#### Records for processing ####

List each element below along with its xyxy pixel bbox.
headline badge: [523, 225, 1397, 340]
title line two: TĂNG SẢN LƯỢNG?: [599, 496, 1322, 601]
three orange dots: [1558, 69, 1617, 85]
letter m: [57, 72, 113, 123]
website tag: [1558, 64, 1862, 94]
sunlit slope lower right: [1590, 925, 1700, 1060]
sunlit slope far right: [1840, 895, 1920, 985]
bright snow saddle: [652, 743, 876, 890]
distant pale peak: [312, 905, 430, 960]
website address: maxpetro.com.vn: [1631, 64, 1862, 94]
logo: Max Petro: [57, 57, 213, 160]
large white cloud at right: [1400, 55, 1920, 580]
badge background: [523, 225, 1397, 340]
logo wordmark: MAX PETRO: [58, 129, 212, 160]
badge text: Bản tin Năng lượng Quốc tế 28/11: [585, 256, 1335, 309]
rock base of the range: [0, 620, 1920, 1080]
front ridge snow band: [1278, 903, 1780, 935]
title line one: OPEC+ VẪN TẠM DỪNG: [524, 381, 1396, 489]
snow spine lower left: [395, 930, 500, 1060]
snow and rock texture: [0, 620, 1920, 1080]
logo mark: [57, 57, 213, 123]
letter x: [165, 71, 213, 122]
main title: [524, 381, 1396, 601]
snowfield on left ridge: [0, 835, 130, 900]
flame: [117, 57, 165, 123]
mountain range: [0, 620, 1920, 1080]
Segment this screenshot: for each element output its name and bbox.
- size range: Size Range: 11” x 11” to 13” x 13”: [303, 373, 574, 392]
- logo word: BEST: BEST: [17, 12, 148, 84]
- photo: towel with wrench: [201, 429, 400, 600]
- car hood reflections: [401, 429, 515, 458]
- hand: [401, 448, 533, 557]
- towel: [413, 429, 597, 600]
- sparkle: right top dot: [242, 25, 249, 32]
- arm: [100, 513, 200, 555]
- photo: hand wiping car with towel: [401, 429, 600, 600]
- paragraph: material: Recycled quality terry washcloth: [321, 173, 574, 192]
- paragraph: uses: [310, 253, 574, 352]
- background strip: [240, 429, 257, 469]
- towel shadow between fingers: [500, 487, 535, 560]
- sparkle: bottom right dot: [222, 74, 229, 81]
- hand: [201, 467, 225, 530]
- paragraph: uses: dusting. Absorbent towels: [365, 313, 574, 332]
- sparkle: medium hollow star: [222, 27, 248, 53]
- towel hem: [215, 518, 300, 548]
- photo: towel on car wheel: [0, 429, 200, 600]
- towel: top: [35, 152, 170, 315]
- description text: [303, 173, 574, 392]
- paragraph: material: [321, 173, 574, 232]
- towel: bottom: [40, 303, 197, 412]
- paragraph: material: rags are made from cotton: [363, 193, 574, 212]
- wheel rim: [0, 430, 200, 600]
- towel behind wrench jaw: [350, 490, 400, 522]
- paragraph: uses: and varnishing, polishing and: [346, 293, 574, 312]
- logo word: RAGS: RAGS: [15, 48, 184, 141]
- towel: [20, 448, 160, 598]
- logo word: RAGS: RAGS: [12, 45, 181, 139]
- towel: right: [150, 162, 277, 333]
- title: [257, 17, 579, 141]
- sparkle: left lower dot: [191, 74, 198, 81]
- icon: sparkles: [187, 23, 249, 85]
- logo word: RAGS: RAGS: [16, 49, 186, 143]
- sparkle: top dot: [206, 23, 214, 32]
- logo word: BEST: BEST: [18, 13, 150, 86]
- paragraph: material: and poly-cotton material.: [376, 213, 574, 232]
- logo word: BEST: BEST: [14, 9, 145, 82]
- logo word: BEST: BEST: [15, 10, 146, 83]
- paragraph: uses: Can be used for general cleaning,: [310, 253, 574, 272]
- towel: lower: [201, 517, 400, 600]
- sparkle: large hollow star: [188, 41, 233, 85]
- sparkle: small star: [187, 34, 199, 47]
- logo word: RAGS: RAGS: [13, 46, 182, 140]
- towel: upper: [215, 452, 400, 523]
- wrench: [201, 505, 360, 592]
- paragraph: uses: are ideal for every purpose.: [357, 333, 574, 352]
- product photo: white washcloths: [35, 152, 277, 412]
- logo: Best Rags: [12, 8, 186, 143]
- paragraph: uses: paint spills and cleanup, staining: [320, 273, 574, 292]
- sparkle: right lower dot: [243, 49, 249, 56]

####

What this task involves » Count the lines in the records above that contain the string "hollow", matching case, and give only the number.

Completed exercise » 2